> _DIRECTIVE_: Write the material out again exactly as it stands.

===== PROVIDED DATA =====

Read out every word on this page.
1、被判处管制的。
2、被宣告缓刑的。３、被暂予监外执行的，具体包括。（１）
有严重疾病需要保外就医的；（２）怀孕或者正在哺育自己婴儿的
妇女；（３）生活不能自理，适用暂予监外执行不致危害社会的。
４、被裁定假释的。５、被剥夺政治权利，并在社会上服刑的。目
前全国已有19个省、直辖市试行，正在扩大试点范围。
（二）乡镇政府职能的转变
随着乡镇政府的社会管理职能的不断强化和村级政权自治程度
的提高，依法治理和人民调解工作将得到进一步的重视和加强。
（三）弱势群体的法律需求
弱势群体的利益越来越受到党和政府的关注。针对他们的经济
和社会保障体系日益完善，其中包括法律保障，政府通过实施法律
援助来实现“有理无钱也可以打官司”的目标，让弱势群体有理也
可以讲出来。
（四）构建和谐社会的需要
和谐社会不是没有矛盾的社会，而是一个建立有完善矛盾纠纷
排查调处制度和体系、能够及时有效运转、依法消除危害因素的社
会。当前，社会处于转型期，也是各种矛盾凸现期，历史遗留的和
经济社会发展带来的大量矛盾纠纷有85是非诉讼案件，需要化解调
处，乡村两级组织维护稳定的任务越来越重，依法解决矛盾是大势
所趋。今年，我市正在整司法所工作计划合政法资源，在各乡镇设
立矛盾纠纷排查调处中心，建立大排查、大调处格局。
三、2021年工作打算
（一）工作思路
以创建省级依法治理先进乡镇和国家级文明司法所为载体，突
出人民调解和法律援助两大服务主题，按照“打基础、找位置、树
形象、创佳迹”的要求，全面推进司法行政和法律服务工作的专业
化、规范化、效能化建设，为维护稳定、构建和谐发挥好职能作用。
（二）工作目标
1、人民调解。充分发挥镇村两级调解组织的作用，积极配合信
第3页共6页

=====

> _ANSWER TO THE EXERCISE_:
Read out every word on this page.
1、被判处管制的。
2、被宣告缓刑的。３、被暂予监外执行的，具体包括。（１）
有严重疾病需要保外就医的；（２）怀孕或者正在哺育自己婴儿的
妇女；（３）生活不能自理，适用暂予监外执行不致危害社会的。
４、被裁定假释的。５、被剥夺政治权利，并在社会上服刑的。目
前全国已有19个省、直辖市试行，正在扩大试点范围。
（二）乡镇政府职能的转变
随着乡镇政府的社会管理职能的不断强化和村级政权自治程度
的提高，依法治理和人民调解工作将得到进一步的重视和加强。
（三）弱势群体的法律需求
弱势群体的利益越来越受到党和政府的关注。针对他们的经济
和社会保障体系日益完善，其中包括法律保障，政府通过实施法律
援助来实现“有理无钱也可以打官司”的目标，让弱势群体有理也
可以讲出来。
（四）构建和谐社会的需要
和谐社会不是没有矛盾的社会，而是一个建立有完善矛盾纠纷
排查调处制度和体系、能够及时有效运转、依法消除危害因素的社
会。当前，社会处于转型期，也是各种矛盾凸现期，历史遗留的和
经济社会发展带来的大量矛盾纠纷有85是非诉讼案件，需要化解调
处，乡村两级组织维护稳定的任务越来越重，依法解决矛盾是大势
所趋。今年，我市正在整司法所工作计划合政法资源，在各乡镇设
立矛盾纠纷排查调处中心，建立大排查、大调处格局。
三、2021年工作打算
（一）工作思路
以创建省级依法治理先进乡镇和国家级文明司法所为载体，突
出人民调解和法律援助两大服务主题，按照“打基础、找位置、树
形象、创佳迹”的要求，全面推进司法行政和法律服务工作的专业
化、规范化、效能化建设，为维护稳定、构建和谐发挥好职能作用。
（二）工作目标
1、人民调解。充分发挥镇村两级调解组织的作用，积极配合信
第3页共6页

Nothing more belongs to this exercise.